> DATA LINES:
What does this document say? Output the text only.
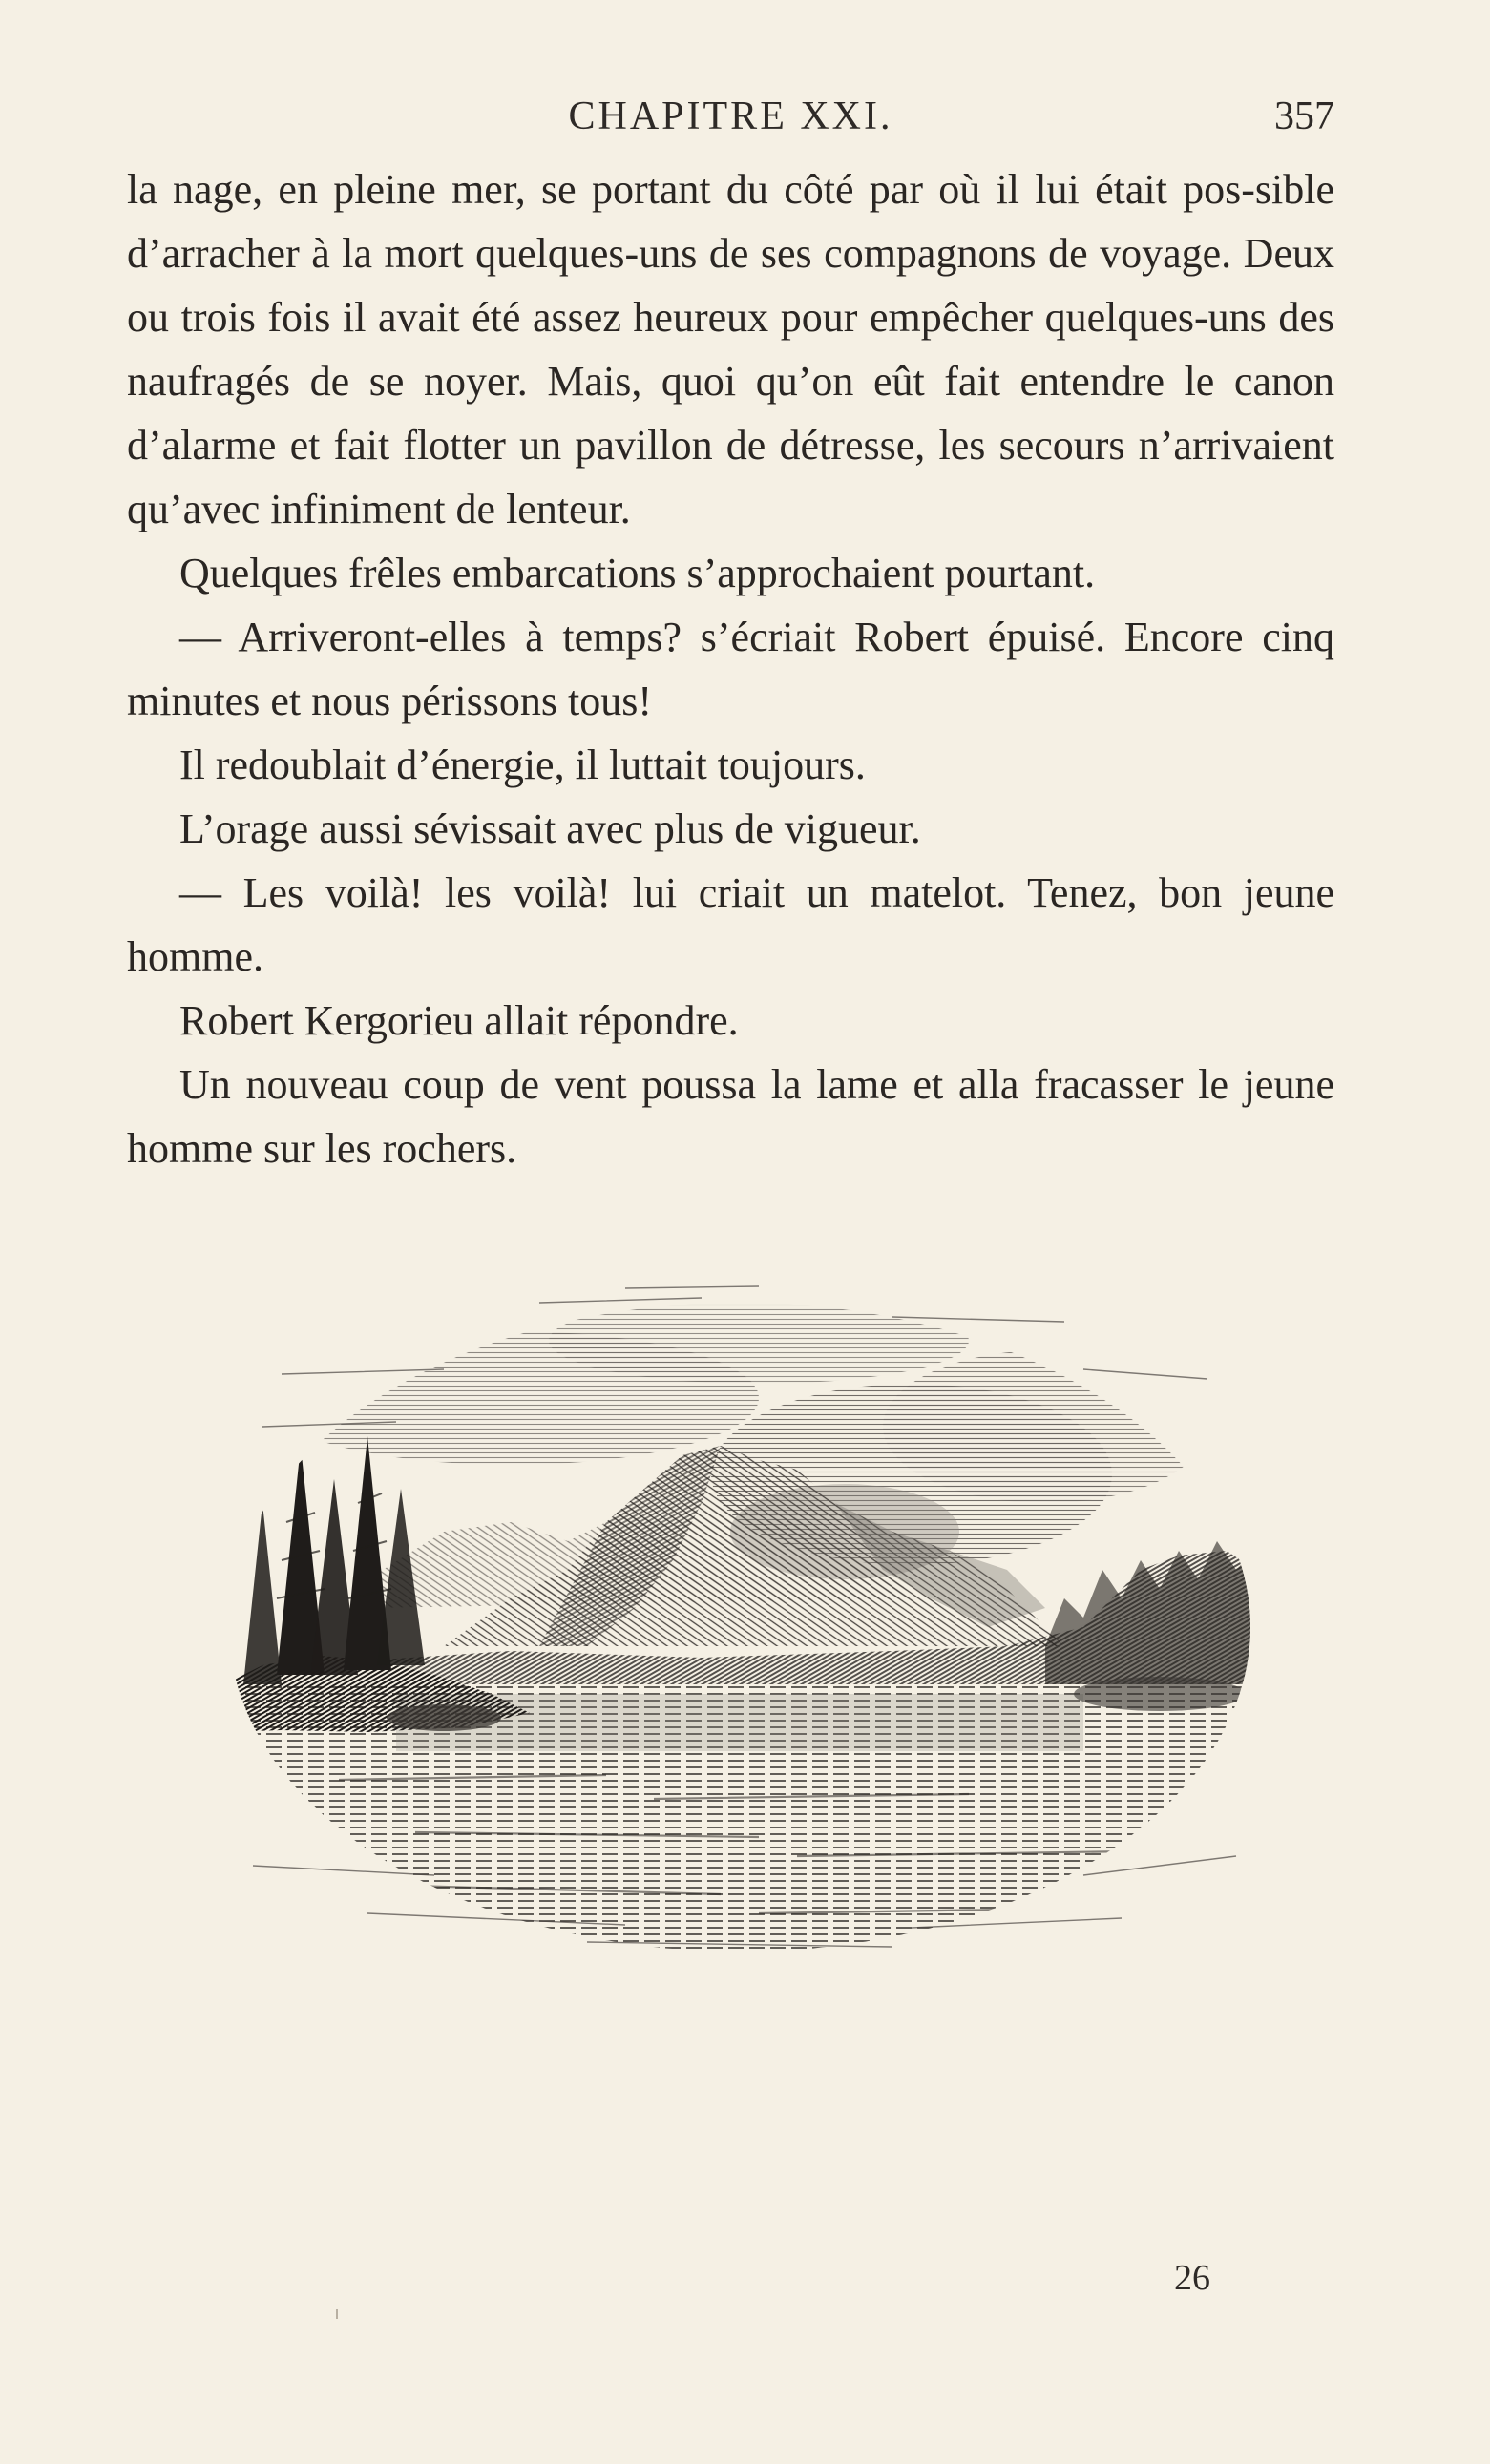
CHAPITRE XXI.	357

la nage, en pleine mer, se portant du côté par où il lui était pos-sible d’arracher à la mort quelques-uns de ses compagnons de voyage. Deux ou trois fois il avait été assez heureux pour empêcher quelques-uns des naufragés de se noyer. Mais, quoi qu’on eût fait entendre le canon d’alarme et fait flotter un pavillon de détresse, les secours n’arrivaient qu’avec infiniment de lenteur.

Quelques frêles embarcations s’approchaient pourtant.

— Arriveront-elles à temps? s’écriait Robert épuisé. Encore cinq minutes et nous périssons tous!

Il redoublait d’énergie, il luttait toujours.

L’orage aussi sévissait avec plus de vigueur.

— Les voilà! les voilà! lui criait un matelot. Tenez, bon jeune homme.

Robert Kergorieu allait répondre.

Un nouveau coup de vent poussa la lame et alla fracasser le jeune homme sur les rochers.

26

> AIM OF THE EXERCISE:
Go through the records and pull out each line that includes the word "avec".

> WRITTEN REPLY:
la nage, en pleine mer, se portant du côté par où il lui était pos-sible d’arracher à la mort quelques-uns de ses compagnons de voyage. Deux ou trois fois il avait été assez heureux pour empêcher quelques-uns des naufragés de se noyer. Mais, quoi qu’on eût fait entendre le canon d’alarme et fait flotter un pavillon de détresse, les secours n’arrivaient qu’avec infiniment de lenteur.
L’orage aussi sévissait avec plus de vigueur.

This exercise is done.